▶ _抜粋_
- - -

本日は、埼玉動物医療センター(埼玉県入間)にて実施された総合診療科勉強会に参加しました。テーマは「歩けない」です。
ご自宅のわんちゃんねこちゃんが、突然「歩けない」状態になった時、どのような原因があると思われますか?
捻挫・脱臼・骨折は、ご想像しやすいかもしれません。
しかし、実はそれ以外にも「歩けない」原因があるのです
「歩けない」理由は、大きく3つに分けられ、痛い、肢が動かない、具合が悪い、といった理由が考えられます。
痛い
先ほどの捻挫・脱臼・骨折は、ここに分類されますが、それ以外にも筋肉の炎症・関節炎・関節の変形・悪性腫瘍の骨浸潤などで骨や関節が痛くなり、歩けなくなることがあります。
肢が動かない
脳や脊髄、末梢神経といった、肢を動かすための神経経路が病気になると、肢が麻痺して動かせなくなります。また、血管内に血栓がつまり、肢への血流が極端に悪くなる動脈血栓症でも、肢が動かせなくなってしまいます。

- - -

▶ _学習資料_
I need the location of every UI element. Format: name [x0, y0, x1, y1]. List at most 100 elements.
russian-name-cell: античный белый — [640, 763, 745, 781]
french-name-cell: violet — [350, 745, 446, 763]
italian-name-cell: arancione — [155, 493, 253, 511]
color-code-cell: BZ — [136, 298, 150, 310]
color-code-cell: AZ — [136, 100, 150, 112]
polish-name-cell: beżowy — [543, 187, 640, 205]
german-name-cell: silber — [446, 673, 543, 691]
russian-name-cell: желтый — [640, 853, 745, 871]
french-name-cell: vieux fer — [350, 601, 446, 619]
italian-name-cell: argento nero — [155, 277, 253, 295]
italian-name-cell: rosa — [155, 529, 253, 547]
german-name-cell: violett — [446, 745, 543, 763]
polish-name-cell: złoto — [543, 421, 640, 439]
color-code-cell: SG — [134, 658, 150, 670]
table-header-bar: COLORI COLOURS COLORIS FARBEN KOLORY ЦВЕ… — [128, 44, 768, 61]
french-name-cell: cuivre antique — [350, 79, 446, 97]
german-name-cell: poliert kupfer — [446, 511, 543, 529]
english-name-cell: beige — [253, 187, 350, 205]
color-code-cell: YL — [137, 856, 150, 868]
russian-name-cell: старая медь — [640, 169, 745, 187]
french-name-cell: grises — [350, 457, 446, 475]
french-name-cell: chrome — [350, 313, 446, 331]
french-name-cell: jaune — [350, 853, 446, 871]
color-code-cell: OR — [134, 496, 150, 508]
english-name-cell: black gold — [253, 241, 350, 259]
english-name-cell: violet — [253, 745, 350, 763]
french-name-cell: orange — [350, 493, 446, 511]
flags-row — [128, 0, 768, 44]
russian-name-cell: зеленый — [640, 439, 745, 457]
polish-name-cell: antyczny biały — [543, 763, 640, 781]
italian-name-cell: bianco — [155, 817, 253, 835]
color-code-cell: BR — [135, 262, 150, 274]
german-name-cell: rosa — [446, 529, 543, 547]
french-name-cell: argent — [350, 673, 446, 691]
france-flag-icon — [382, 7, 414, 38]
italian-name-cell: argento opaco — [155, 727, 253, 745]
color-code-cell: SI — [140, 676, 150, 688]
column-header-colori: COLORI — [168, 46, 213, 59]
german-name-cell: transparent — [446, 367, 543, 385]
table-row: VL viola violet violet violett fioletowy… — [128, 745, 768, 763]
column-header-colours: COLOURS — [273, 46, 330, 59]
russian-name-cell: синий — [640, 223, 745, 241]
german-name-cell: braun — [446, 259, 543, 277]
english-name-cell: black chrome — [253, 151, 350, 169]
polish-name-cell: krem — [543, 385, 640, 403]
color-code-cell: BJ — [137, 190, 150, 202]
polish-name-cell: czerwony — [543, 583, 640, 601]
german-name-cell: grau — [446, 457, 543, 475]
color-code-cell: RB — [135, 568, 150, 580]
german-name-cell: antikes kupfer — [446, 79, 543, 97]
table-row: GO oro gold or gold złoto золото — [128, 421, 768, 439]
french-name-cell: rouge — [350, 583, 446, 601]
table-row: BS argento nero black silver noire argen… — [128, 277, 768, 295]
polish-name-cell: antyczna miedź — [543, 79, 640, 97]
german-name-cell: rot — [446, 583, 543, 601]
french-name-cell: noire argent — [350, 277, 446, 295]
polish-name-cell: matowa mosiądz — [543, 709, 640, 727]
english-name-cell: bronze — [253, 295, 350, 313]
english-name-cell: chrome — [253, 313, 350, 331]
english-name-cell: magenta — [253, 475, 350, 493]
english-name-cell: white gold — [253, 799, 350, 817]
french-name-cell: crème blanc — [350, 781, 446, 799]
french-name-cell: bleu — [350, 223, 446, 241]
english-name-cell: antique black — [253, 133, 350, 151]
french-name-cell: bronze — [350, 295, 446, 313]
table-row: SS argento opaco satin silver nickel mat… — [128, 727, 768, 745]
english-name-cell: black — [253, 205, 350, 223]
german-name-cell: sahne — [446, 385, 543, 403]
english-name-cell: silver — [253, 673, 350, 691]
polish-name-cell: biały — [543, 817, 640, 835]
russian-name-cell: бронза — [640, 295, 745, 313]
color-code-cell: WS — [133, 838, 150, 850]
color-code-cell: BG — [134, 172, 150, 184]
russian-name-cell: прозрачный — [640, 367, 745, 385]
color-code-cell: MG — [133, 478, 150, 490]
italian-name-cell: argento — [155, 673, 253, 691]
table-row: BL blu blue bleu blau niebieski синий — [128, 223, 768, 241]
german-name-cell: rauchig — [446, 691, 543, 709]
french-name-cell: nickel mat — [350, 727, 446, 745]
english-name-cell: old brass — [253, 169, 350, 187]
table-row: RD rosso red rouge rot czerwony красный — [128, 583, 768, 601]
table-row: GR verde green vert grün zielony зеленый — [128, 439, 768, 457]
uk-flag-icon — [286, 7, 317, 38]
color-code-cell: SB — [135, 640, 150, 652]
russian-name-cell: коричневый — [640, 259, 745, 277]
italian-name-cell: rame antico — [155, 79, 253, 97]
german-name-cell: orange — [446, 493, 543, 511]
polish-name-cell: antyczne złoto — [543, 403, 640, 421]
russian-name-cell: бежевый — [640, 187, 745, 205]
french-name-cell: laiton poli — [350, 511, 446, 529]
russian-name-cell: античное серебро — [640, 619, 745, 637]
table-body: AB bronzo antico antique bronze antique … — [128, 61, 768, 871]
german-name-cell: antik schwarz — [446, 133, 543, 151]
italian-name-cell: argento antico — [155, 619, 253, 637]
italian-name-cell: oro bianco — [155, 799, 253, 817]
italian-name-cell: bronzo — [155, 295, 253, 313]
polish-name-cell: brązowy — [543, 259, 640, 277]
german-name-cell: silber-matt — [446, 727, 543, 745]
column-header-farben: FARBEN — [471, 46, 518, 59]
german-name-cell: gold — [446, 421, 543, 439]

- - -

▶ _課題の指示_
犬や猫が歩けなくなる原因を扱った抜粋を、途切れたところから書き継ぎなさい。 記録は抜粋の内容とは関係がない。

▶ _解答欄_
具合が悪い
肢が悪いのではなく、全身状態が悪いために動けない場合があります。例えば、心臓が悪い・重度の感染症で体が弱っている・呼吸不全を起こしている・意識障害がある…といったケースです。これらは、命に関わることも多いので、一刻もはやい診断・治療が必要です。
このように、一概に「歩けない」といっても原因は様々です。
様子をみていいものもあれば、緊急性の高いものもあります。どうして歩けないのか、どこに問題があるのかを、慎重に診断する必要があるのです。
今回のセミナーでは「歩けない」原因疾患の分類について、センター副院長の石川先生からわかりやすくご講義いただきました。また、「歩けなくなる神経疾患」について、同センター神経科の鵜飼先生より、詳細にご紹介いただきました。明日以降の診療に役立てていきたいと思います。